:: What you are asked to do ::
Pick out each row below that contains the word "Formal" and copy it in full. Only matches with the same capitalization count.

:: Listed records ::
......

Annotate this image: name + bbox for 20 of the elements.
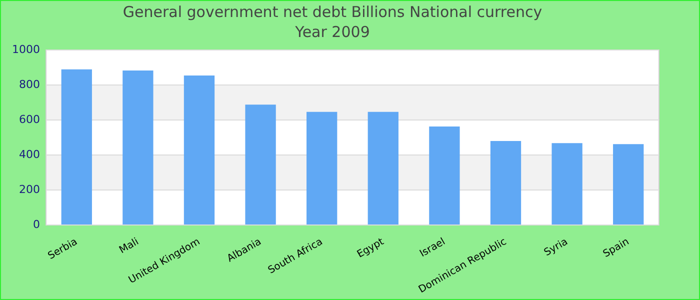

......

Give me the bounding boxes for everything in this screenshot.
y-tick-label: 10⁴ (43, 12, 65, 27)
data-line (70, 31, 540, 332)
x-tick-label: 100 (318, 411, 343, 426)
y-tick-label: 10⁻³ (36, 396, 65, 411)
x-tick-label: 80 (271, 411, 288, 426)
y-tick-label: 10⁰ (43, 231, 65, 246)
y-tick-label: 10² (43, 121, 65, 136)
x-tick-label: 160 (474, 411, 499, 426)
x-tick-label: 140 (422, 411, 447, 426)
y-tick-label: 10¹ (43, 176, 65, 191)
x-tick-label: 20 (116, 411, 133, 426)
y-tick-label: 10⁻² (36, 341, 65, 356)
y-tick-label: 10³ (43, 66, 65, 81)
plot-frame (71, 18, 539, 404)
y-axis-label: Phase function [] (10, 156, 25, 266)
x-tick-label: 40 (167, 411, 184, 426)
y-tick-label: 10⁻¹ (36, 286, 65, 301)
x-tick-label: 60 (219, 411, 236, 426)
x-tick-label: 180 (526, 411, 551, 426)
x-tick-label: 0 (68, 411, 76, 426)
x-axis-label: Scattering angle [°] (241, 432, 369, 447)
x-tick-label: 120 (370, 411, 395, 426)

......

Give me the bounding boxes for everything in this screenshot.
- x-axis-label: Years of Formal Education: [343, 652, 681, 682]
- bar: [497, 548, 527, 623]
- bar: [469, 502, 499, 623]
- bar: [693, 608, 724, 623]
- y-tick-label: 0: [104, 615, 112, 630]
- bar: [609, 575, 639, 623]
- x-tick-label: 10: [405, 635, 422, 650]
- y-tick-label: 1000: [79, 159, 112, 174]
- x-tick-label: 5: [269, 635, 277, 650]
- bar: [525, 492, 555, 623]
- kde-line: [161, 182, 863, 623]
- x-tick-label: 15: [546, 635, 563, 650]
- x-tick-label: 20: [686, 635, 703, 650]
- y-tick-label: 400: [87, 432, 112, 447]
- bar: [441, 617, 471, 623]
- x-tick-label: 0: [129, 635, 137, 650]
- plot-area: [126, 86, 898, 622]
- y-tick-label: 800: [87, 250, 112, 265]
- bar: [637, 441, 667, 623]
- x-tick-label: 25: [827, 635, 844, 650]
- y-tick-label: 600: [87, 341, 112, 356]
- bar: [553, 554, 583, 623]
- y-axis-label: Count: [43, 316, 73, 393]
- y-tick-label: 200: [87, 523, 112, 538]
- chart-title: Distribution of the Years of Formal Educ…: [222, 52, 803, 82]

......

:: Complete answer ::
- x-axis-label: Years of Formal Education: [343, 652, 681, 682]
- chart-title: Distribution of the Years of Formal Educ…: [222, 52, 803, 82]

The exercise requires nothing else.